▸ The problem
In the material below, list every line carrying the string "JSON".
——
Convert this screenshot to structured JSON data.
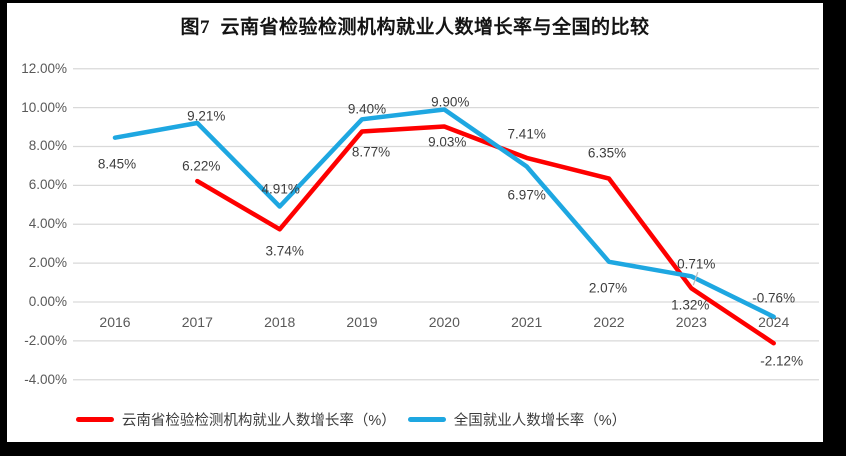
{
  "chart_data": {
    "type": "line",
    "title": "图7  云南省检验检测机构就业人数增长率与全国的比较",
    "categories": [
      "2016",
      "2017",
      "2018",
      "2019",
      "2020",
      "2021",
      "2022",
      "2023",
      "2024"
    ],
    "series": [
      {
        "name": "云南省检验检测机构就业人数增长率（%）",
        "color": "#FE0000",
        "values": [
          null,
          6.22,
          3.74,
          8.77,
          9.03,
          7.41,
          6.35,
          0.71,
          -2.12
        ],
        "point_labels": [
          null,
          "6.22%",
          "3.74%",
          "8.77%",
          "9.03%",
          "7.41%",
          "6.35%",
          "0.71%",
          "-2.12%"
        ]
      },
      {
        "name": "全国就业人数增长率（%）",
        "color": "#1EA7E1",
        "values": [
          8.45,
          9.21,
          4.91,
          9.4,
          9.9,
          6.97,
          2.07,
          1.32,
          -0.76
        ],
        "point_labels": [
          "8.45%",
          "9.21%",
          "4.91%",
          "9.40%",
          "9.90%",
          "6.97%",
          "2.07%",
          "1.32%",
          "-0.76%"
        ]
      }
    ],
    "y_tick_labels": [
      "12.00%",
      "10.00%",
      "8.00%",
      "6.00%",
      "4.00%",
      "2.00%",
      "0.00%",
      "-2.00%",
      "-4.00%"
    ],
    "y_tick_values": [
      12,
      10,
      8,
      6,
      4,
      2,
      0,
      -2,
      -4
    ],
    "ylim": [
      -4,
      12
    ],
    "grid": true,
    "legend_position": "bottom",
    "xlabel": "",
    "ylabel": ""
  },
  "colors": {
    "grid": "#D9D9D9",
    "axis_text": "#595959",
    "data_label_text": "#3D3D3D",
    "frame": "#000000",
    "panel": "#FFFFFF",
    "leader_line": "#BFBFBF"
  }
}
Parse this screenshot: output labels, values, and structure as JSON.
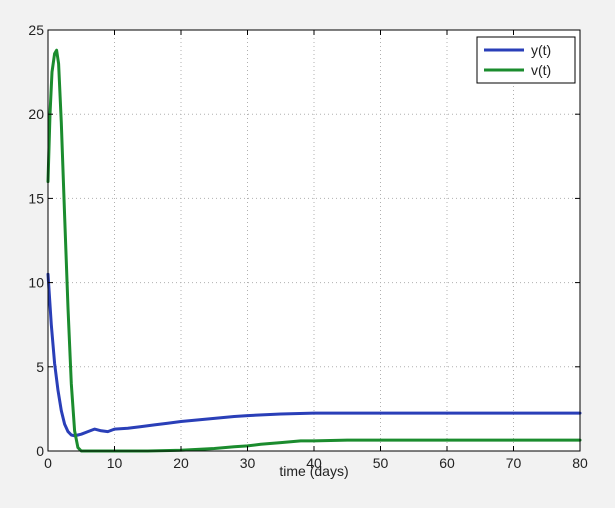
{
  "chart_data": {
    "type": "line",
    "title": "",
    "xlabel": "time (days)",
    "ylabel": "",
    "xlim": [
      0,
      80
    ],
    "ylim": [
      0,
      25
    ],
    "x_ticks": [
      0,
      10,
      20,
      30,
      40,
      50,
      60,
      70,
      80
    ],
    "x_tick_labels": [
      "0",
      "10",
      "20",
      "30",
      "40",
      "50",
      "60",
      "70",
      "80"
    ],
    "y_ticks": [
      0,
      5,
      10,
      15,
      20,
      25
    ],
    "y_tick_labels": [
      "0",
      "5",
      "10",
      "15",
      "20",
      "25"
    ],
    "grid": true,
    "legend_position": "top-right",
    "series": [
      {
        "name": "y(t)",
        "color": "#2a3fb8",
        "x": [
          0,
          0.5,
          1,
          1.5,
          2,
          2.5,
          3,
          3.5,
          4,
          4.5,
          5,
          6,
          7,
          8,
          9,
          10,
          12,
          14,
          16,
          18,
          20,
          24,
          28,
          30,
          35,
          40,
          45,
          50,
          60,
          70,
          80
        ],
        "y": [
          10.5,
          7.5,
          5.2,
          3.6,
          2.4,
          1.6,
          1.15,
          0.95,
          0.9,
          0.95,
          1.0,
          1.15,
          1.3,
          1.2,
          1.15,
          1.3,
          1.35,
          1.45,
          1.55,
          1.65,
          1.75,
          1.9,
          2.05,
          2.1,
          2.2,
          2.25,
          2.25,
          2.25,
          2.25,
          2.25,
          2.25
        ]
      },
      {
        "name": "v(t)",
        "color": "#1b8c2e",
        "x": [
          0,
          0.3,
          0.6,
          1,
          1.3,
          1.6,
          2,
          2.5,
          3,
          3.5,
          4,
          4.5,
          5,
          7,
          10,
          15,
          20,
          25,
          28,
          30,
          32,
          35,
          38,
          40,
          45,
          50,
          60,
          70,
          80
        ],
        "y": [
          16.0,
          20.0,
          22.5,
          23.6,
          23.8,
          23.0,
          19.5,
          14.0,
          8.5,
          4.0,
          1.2,
          0.2,
          0.0,
          0.0,
          0.0,
          0.0,
          0.05,
          0.15,
          0.25,
          0.3,
          0.4,
          0.5,
          0.6,
          0.6,
          0.65,
          0.65,
          0.65,
          0.65,
          0.65
        ]
      }
    ]
  }
}
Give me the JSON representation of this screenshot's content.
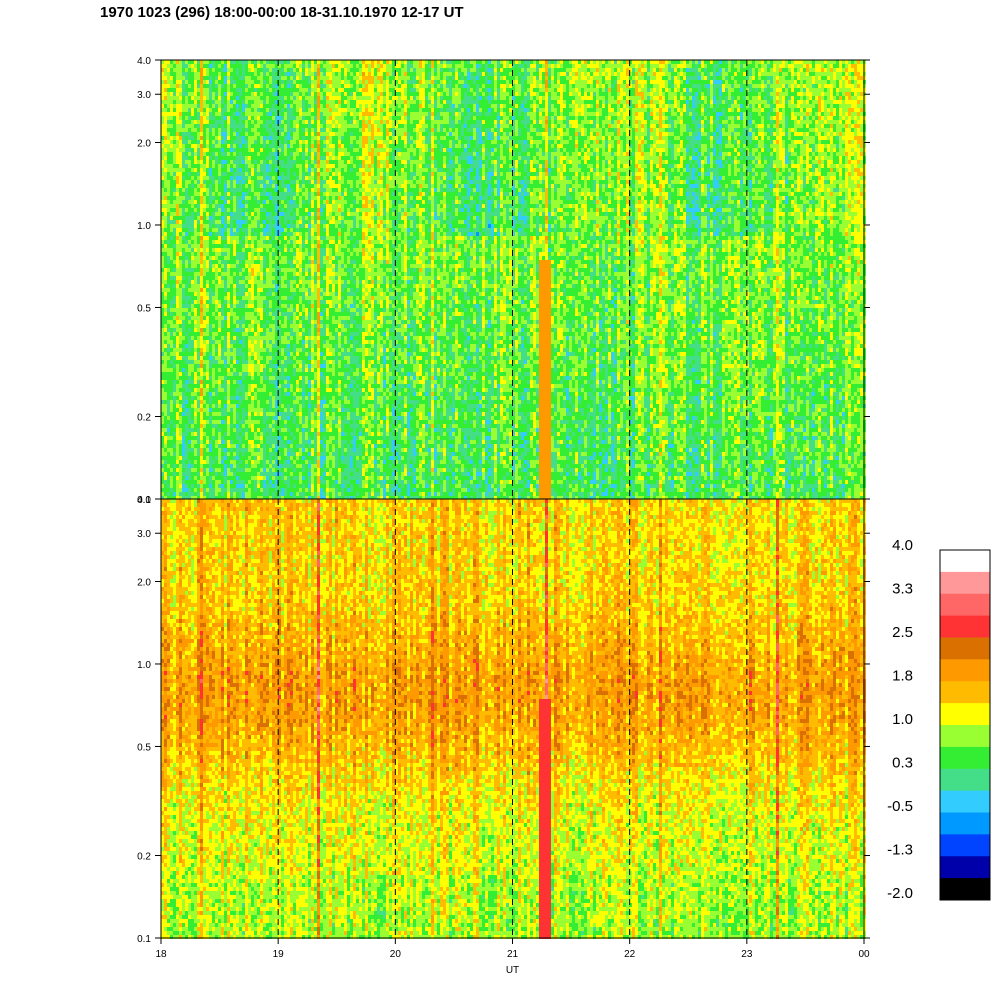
{
  "title": "1970 1023 (296) 18:00-00:00 18-31.10.1970  12-17 UT",
  "chart_data": {
    "type": "heatmap",
    "xlabel": "UT",
    "x_ticks": [
      "18",
      "19",
      "20",
      "21",
      "22",
      "23",
      "00"
    ],
    "x_range": [
      18,
      24
    ],
    "dashed_vertical_lines": [
      19,
      20,
      21,
      22,
      23
    ],
    "y_scale": "log",
    "y_range": [
      0.1,
      4.0
    ],
    "y_ticks": [
      "0.1",
      "0.2",
      "0.5",
      "1.0",
      "2.0",
      "3.0",
      "4.0"
    ],
    "panels": [
      {
        "name": "upper",
        "dominant_levels": [
          "0.3",
          "-0.5",
          "1.0"
        ],
        "description_value_mean": 0.35,
        "bright_spike_times": [
          18.33,
          19.33,
          20.3,
          21.27,
          22.25,
          23.25
        ]
      },
      {
        "name": "lower",
        "dominant_levels": [
          "1.0",
          "1.8",
          "2.5"
        ],
        "description_value_mean": 1.4,
        "bright_spike_times": [
          18.33,
          19.33,
          20.3,
          21.27,
          22.25,
          23.25
        ]
      }
    ],
    "colorbar": {
      "labels": [
        "4.0",
        "3.3",
        "2.5",
        "1.8",
        "1.0",
        "0.3",
        "-0.5",
        "-1.3",
        "-2.0"
      ],
      "colors": [
        "#ffffff",
        "#ff9999",
        "#ff6666",
        "#ff3333",
        "#d97000",
        "#ff9900",
        "#ffbb00",
        "#ffff00",
        "#99ff33",
        "#33ee33",
        "#44dd88",
        "#33ccff",
        "#0099ff",
        "#0044ff",
        "#0000aa",
        "#000000"
      ]
    }
  }
}
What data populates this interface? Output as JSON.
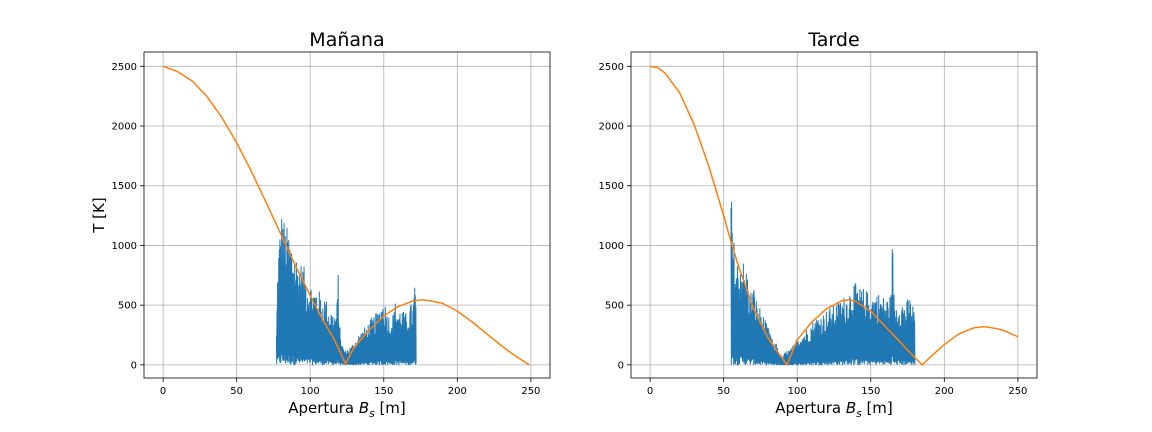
{
  "colors": {
    "measured": "#1f77b4",
    "model": "#ff7f0e",
    "grid": "#b0b0b0"
  },
  "chart_data": [
    {
      "type": "line",
      "title": "Mañana",
      "xlabel_text": "Apertura ",
      "xlabel_math": "B",
      "xlabel_sub": "s",
      "xlabel_unit": " [m]",
      "ylabel": "T [K]",
      "xlim": [
        -13,
        263
      ],
      "ylim": [
        -110,
        2620
      ],
      "xticks": [
        0,
        50,
        100,
        150,
        200,
        250
      ],
      "yticks": [
        0,
        500,
        1000,
        1500,
        2000,
        2500
      ],
      "xtick_labels": [
        "0",
        "50",
        "100",
        "150",
        "200",
        "250"
      ],
      "ytick_labels": [
        "0",
        "500",
        "1000",
        "1500",
        "2000",
        "2500"
      ],
      "grid": true,
      "series": [
        {
          "kind": "noisy",
          "x": [
            77,
            78,
            80,
            81,
            83,
            85,
            88,
            90,
            92,
            95,
            98,
            100,
            103,
            105,
            108,
            110,
            112,
            114,
            116,
            118,
            119,
            120,
            122,
            124,
            126,
            128,
            130,
            132,
            134,
            136,
            138,
            140,
            142,
            144,
            146,
            148,
            150,
            152,
            154,
            156,
            158,
            160,
            162,
            164,
            166,
            168,
            170,
            171,
            172
          ],
          "y": [
            290,
            930,
            1250,
            1320,
            1170,
            1150,
            1050,
            960,
            880,
            850,
            740,
            700,
            650,
            660,
            560,
            590,
            500,
            480,
            430,
            470,
            790,
            330,
            160,
            120,
            140,
            160,
            200,
            240,
            280,
            300,
            330,
            360,
            400,
            420,
            450,
            520,
            560,
            480,
            400,
            420,
            540,
            470,
            490,
            430,
            440,
            510,
            520,
            720,
            560
          ]
        },
        {
          "kind": "model",
          "x": [
            0,
            10,
            20,
            30,
            40,
            50,
            60,
            70,
            80,
            90,
            100,
            110,
            116,
            124,
            130,
            140,
            150,
            160,
            170,
            176,
            180,
            190,
            200,
            210,
            220,
            230,
            240,
            249
          ],
          "y": [
            2500,
            2455,
            2375,
            2245,
            2070,
            1860,
            1620,
            1360,
            1095,
            830,
            580,
            345,
            220,
            10,
            150,
            290,
            410,
            490,
            535,
            545,
            540,
            515,
            450,
            360,
            260,
            160,
            70,
            0
          ]
        }
      ]
    },
    {
      "type": "line",
      "title": "Tarde",
      "xlabel_text": "Apertura ",
      "xlabel_math": "B",
      "xlabel_sub": "s",
      "xlabel_unit": " [m]",
      "ylabel": "",
      "xlim": [
        -13,
        263
      ],
      "ylim": [
        -110,
        2620
      ],
      "xticks": [
        0,
        50,
        100,
        150,
        200,
        250
      ],
      "yticks": [
        0,
        500,
        1000,
        1500,
        2000,
        2500
      ],
      "xtick_labels": [
        "0",
        "50",
        "100",
        "150",
        "200",
        "250"
      ],
      "ytick_labels": [
        "0",
        "500",
        "1000",
        "1500",
        "2000",
        "2500"
      ],
      "grid": true,
      "series": [
        {
          "kind": "noisy",
          "x": [
            55,
            55.5,
            56,
            57,
            58,
            60,
            62,
            64,
            66,
            68,
            70,
            72,
            74,
            76,
            78,
            80,
            82,
            84,
            86,
            88,
            90,
            92,
            95,
            98,
            100,
            103,
            106,
            110,
            114,
            118,
            122,
            126,
            130,
            134,
            138,
            142,
            146,
            150,
            154,
            158,
            160,
            162,
            164,
            164.5,
            166,
            170,
            174,
            176,
            178,
            180
          ],
          "y": [
            1750,
            1300,
            1150,
            1050,
            900,
            880,
            950,
            850,
            800,
            600,
            700,
            560,
            500,
            450,
            380,
            320,
            280,
            160,
            200,
            90,
            70,
            110,
            130,
            170,
            240,
            260,
            300,
            360,
            420,
            440,
            480,
            520,
            560,
            600,
            700,
            650,
            640,
            590,
            620,
            580,
            560,
            580,
            600,
            1200,
            520,
            560,
            520,
            580,
            540,
            450
          ]
        },
        {
          "kind": "model",
          "x": [
            0,
            5,
            10,
            20,
            30,
            40,
            50,
            55,
            60,
            70,
            80,
            86,
            93,
            100,
            110,
            120,
            130,
            135,
            140,
            150,
            160,
            170,
            180,
            185,
            190,
            200,
            210,
            220,
            227,
            235,
            240,
            250
          ],
          "y": [
            2500,
            2490,
            2445,
            2280,
            2010,
            1660,
            1250,
            1030,
            830,
            480,
            230,
            120,
            0,
            210,
            360,
            470,
            535,
            545,
            530,
            450,
            320,
            190,
            60,
            0,
            60,
            170,
            260,
            310,
            320,
            305,
            290,
            235
          ]
        }
      ]
    }
  ]
}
——
▸ Exercise output
Convert this screenshot to structured JSON data.
Parse this screenshot: output labels, values, and structure as JSON.
Give me the JSON representation of this screenshot's content.
What data populates this interface? Output as JSON.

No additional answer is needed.